- [WHAT TO PRODUCE]
Below are records to transcribe exactly, without their pictures.

Records excerpted from a collection:

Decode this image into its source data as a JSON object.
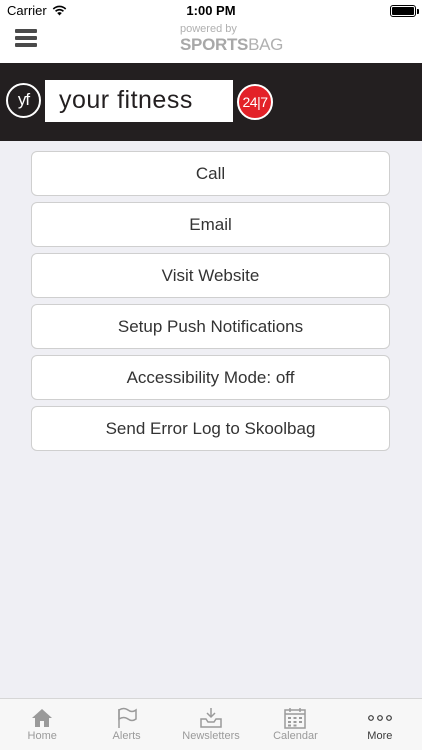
{
  "status_bar": {
    "carrier": "Carrier",
    "time": "1:00 PM"
  },
  "nav": {
    "powered_by": "powered by",
    "brand_bold": "SPORTS",
    "brand_light": "BAG"
  },
  "banner": {
    "logo_initials": "yf",
    "brand_name": "your fitness",
    "badge": "24|7",
    "background_color": "#231f20",
    "badge_color": "#e32128"
  },
  "menu": {
    "items": [
      {
        "label": "Call"
      },
      {
        "label": "Email"
      },
      {
        "label": "Visit Website"
      },
      {
        "label": "Setup Push Notifications"
      },
      {
        "label": "Accessibility Mode: off"
      },
      {
        "label": "Send Error Log to Skoolbag"
      }
    ]
  },
  "tab_bar": {
    "tabs": [
      {
        "label": "Home",
        "icon": "home-icon",
        "active": false
      },
      {
        "label": "Alerts",
        "icon": "flag-icon",
        "active": false
      },
      {
        "label": "Newsletters",
        "icon": "inbox-icon",
        "active": false
      },
      {
        "label": "Calendar",
        "icon": "calendar-icon",
        "active": false
      },
      {
        "label": "More",
        "icon": "more-icon",
        "active": true
      }
    ]
  }
}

- [ANSWER TO THE PROBLEM]
Decode this image into its source data as a JSON object.
{
  "status_bar": {
    "carrier": "Carrier",
    "time": "1:00 PM"
  },
  "nav": {
    "powered_by": "powered by",
    "brand_bold": "SPORTS",
    "brand_light": "BAG"
  },
  "banner": {
    "logo_initials": "yf",
    "brand_name": "your fitness",
    "badge": "24|7",
    "background_color": "#231f20",
    "badge_color": "#e32128"
  },
  "menu": {
    "items": [
      {
        "label": "Call"
      },
      {
        "label": "Email"
      },
      {
        "label": "Visit Website"
      },
      {
        "label": "Setup Push Notifications"
      },
      {
        "label": "Accessibility Mode: off"
      },
      {
        "label": "Send Error Log to Skoolbag"
      }
    ]
  },
  "tab_bar": {
    "tabs": [
      {
        "label": "Home",
        "icon": "home-icon",
        "active": false
      },
      {
        "label": "Alerts",
        "icon": "flag-icon",
        "active": false
      },
      {
        "label": "Newsletters",
        "icon": "inbox-icon",
        "active": false
      },
      {
        "label": "Calendar",
        "icon": "calendar-icon",
        "active": false
      },
      {
        "label": "More",
        "icon": "more-icon",
        "active": true
      }
    ]
  }
}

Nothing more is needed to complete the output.